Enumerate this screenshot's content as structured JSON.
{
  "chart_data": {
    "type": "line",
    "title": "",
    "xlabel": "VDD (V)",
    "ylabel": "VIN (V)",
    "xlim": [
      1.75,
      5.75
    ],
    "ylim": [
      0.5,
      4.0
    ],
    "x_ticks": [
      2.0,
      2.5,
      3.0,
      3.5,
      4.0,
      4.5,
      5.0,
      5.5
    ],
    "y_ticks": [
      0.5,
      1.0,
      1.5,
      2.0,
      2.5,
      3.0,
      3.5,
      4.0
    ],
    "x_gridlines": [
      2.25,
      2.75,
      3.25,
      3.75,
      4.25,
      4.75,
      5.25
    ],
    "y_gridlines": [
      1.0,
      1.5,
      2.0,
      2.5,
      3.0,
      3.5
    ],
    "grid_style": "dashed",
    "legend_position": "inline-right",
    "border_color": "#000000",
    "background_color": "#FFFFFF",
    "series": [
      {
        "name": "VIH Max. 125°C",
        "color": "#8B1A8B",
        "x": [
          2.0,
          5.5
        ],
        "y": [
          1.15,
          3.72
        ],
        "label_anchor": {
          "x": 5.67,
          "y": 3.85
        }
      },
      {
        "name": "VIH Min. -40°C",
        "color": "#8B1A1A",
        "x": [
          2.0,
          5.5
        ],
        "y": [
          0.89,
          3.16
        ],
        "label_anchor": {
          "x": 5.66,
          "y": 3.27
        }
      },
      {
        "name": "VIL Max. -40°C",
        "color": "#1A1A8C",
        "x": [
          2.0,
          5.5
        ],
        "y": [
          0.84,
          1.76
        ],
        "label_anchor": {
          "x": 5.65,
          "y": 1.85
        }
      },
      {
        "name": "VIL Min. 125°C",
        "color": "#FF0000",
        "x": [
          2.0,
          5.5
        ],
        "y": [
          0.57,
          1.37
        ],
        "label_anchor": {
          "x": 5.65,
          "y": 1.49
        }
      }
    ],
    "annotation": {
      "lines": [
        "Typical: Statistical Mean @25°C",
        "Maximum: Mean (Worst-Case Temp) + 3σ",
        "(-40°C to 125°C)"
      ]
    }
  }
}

> **Problem to work on**
Above are some records; repeat all of them exactly.

> **Solved exercise**
Enumerate this screenshot's content as structured JSON.
{
  "chart_data": {
    "type": "line",
    "title": "",
    "xlabel": "VDD (V)",
    "ylabel": "VIN (V)",
    "xlim": [
      1.75,
      5.75
    ],
    "ylim": [
      0.5,
      4.0
    ],
    "x_ticks": [
      2.0,
      2.5,
      3.0,
      3.5,
      4.0,
      4.5,
      5.0,
      5.5
    ],
    "y_ticks": [
      0.5,
      1.0,
      1.5,
      2.0,
      2.5,
      3.0,
      3.5,
      4.0
    ],
    "x_gridlines": [
      2.25,
      2.75,
      3.25,
      3.75,
      4.25,
      4.75,
      5.25
    ],
    "y_gridlines": [
      1.0,
      1.5,
      2.0,
      2.5,
      3.0,
      3.5
    ],
    "grid_style": "dashed",
    "legend_position": "inline-right",
    "border_color": "#000000",
    "background_color": "#FFFFFF",
    "series": [
      {
        "name": "VIH Max. 125°C",
        "color": "#8B1A8B",
        "x": [
          2.0,
          5.5
        ],
        "y": [
          1.15,
          3.72
        ],
        "label_anchor": {
          "x": 5.67,
          "y": 3.85
        }
      },
      {
        "name": "VIH Min. -40°C",
        "color": "#8B1A1A",
        "x": [
          2.0,
          5.5
        ],
        "y": [
          0.89,
          3.16
        ],
        "label_anchor": {
          "x": 5.66,
          "y": 3.27
        }
      },
      {
        "name": "VIL Max. -40°C",
        "color": "#1A1A8C",
        "x": [
          2.0,
          5.5
        ],
        "y": [
          0.84,
          1.76
        ],
        "label_anchor": {
          "x": 5.65,
          "y": 1.85
        }
      },
      {
        "name": "VIL Min. 125°C",
        "color": "#FF0000",
        "x": [
          2.0,
          5.5
        ],
        "y": [
          0.57,
          1.37
        ],
        "label_anchor": {
          "x": 5.65,
          "y": 1.49
        }
      }
    ],
    "annotation": {
      "lines": [
        "Typical: Statistical Mean @25°C",
        "Maximum: Mean (Worst-Case Temp) + 3σ",
        "(-40°C to 125°C)"
      ]
    }
  }
}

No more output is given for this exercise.